### What to do
Lay out the data from its first line through the line containing "comment-icon [957, 45, 968, 56]" as a Markdown table, skipping blank lines. Use the columns Row and Entry, with the row number under Row and the line under Entry.

### Excerpted data

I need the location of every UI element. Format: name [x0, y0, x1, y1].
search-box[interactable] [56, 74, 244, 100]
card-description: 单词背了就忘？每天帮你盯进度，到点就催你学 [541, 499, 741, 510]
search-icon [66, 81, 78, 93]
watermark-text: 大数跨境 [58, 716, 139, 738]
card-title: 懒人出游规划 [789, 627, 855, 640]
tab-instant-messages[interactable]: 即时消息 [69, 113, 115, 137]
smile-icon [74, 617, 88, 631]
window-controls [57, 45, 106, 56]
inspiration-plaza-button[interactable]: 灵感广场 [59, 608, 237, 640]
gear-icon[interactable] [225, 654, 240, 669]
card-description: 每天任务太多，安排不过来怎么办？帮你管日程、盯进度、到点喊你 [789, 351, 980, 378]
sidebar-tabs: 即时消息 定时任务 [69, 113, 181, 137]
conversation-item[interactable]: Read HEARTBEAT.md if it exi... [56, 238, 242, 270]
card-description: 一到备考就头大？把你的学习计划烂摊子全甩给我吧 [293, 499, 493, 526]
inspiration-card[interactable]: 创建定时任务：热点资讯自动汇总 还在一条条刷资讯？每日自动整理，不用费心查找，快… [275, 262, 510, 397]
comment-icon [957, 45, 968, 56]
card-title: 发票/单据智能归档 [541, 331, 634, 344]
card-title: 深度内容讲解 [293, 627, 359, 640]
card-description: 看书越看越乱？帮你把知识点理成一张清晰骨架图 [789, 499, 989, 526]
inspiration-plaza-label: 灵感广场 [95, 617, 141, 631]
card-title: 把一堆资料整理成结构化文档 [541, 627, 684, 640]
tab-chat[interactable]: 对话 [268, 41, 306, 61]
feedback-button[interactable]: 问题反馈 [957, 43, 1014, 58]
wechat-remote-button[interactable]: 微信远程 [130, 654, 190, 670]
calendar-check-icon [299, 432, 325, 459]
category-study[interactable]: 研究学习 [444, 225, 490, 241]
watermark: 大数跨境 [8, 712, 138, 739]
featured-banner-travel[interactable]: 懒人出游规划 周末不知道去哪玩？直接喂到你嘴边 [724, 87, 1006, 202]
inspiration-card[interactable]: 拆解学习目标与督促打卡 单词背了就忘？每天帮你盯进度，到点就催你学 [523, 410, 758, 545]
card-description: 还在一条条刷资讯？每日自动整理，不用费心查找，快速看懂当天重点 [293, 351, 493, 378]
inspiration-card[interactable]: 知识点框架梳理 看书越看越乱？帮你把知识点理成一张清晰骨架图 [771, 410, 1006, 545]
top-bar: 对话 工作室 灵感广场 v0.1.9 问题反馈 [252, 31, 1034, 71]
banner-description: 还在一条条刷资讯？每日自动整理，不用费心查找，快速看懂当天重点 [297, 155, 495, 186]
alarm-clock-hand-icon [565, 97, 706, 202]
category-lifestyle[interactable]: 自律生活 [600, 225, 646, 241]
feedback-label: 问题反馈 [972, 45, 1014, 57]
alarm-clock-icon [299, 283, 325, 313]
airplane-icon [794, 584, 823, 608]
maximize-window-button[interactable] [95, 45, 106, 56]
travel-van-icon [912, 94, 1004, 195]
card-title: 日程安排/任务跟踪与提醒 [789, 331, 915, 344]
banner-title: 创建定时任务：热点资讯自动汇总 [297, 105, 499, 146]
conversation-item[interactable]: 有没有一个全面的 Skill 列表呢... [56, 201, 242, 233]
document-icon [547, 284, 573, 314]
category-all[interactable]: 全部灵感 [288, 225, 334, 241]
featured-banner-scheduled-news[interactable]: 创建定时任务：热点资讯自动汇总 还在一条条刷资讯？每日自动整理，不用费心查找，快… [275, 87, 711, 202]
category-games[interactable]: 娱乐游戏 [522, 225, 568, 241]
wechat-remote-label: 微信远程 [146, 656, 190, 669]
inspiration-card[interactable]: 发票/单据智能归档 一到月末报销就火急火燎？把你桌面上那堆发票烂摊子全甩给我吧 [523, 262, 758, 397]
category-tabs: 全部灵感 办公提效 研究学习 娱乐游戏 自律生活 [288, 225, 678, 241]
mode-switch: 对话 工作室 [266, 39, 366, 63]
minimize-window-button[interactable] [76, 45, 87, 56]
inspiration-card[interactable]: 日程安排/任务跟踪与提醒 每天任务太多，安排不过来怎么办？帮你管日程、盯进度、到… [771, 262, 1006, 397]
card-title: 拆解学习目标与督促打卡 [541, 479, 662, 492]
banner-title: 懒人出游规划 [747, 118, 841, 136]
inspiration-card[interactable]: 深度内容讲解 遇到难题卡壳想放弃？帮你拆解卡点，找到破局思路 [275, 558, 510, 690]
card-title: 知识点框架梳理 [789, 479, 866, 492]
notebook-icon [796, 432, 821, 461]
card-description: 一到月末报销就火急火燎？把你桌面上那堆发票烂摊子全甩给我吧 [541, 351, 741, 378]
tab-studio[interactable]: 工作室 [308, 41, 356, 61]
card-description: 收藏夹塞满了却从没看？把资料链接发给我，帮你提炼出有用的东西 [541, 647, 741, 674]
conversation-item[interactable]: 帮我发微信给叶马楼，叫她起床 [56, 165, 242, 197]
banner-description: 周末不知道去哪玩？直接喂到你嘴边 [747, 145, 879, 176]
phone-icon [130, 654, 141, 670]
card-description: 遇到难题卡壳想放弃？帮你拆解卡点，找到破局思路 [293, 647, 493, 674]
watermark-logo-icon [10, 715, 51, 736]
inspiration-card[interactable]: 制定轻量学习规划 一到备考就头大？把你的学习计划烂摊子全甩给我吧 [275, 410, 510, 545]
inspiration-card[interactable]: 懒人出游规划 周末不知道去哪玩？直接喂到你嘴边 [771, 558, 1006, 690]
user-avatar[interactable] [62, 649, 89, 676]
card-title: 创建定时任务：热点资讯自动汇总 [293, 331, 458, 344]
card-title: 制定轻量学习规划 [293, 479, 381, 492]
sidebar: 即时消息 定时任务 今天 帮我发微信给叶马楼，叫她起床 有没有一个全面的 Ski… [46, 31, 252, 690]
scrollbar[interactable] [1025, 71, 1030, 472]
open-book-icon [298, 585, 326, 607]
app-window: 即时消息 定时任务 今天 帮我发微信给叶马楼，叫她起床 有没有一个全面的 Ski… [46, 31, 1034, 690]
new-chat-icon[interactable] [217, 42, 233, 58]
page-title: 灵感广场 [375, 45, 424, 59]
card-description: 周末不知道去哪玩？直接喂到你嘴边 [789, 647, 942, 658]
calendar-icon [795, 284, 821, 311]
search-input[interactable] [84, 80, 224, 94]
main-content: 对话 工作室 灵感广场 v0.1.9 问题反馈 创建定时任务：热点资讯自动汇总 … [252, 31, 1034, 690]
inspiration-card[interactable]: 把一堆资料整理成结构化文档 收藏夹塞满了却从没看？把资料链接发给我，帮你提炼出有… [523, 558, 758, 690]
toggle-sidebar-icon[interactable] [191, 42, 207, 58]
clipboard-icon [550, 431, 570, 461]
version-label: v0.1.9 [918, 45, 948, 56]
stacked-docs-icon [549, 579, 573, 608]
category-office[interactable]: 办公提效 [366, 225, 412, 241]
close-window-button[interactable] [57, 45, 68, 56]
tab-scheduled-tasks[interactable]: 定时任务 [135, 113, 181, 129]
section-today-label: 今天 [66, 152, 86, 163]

### Answer below
| Row | Entry |
|---|---|
| 1 | I need the location of every UI element. Format: name [x0, y0, x1, y1]. |
| 2 | search-box[interactable] [56, 74, 244, 100] |
| 3 | card-description: 单词背了就忘？每天帮你盯进度，到点就催你学 [541, 499, 741, 510] |
| 4 | search-icon [66, 81, 78, 93] |
| 5 | watermark-text: 大数跨境 [58, 716, 139, 738] |
| 6 | card-title: 懒人出游规划 [789, 627, 855, 640] |
| 7 | tab-instant-messages[interactable]: 即时消息 [69, 113, 115, 137] |
| 8 | smile-icon [74, 617, 88, 631] |
| 9 | window-controls [57, 45, 106, 56] |
| 10 | inspiration-plaza-button[interactable]: 灵感广场 [59, 608, 237, 640] |
| 11 | gear-icon[interactable] [225, 654, 240, 669] |
| 12 | card-description: 每天任务太多，安排不过来怎么办？帮你管日程、盯进度、到点喊你 [789, 351, 980, 378] |
| 13 | sidebar-tabs: 即时消息 定时任务 [69, 113, 181, 137] |
| 14 | conversation-item[interactable]: Read HEARTBEAT.md if it exi... [56, 238, 242, 270] |
| 15 | card-description: 一到备考就头大？把你的学习计划烂摊子全甩给我吧 [293, 499, 493, 526] |
| 16 | inspiration-card[interactable]: 创建定时任务：热点资讯自动汇总 还在一条条刷资讯？每日自动整理，不用费心查找，快… [275, 262, 510, 397] |
| 17 | comment-icon [957, 45, 968, 56] |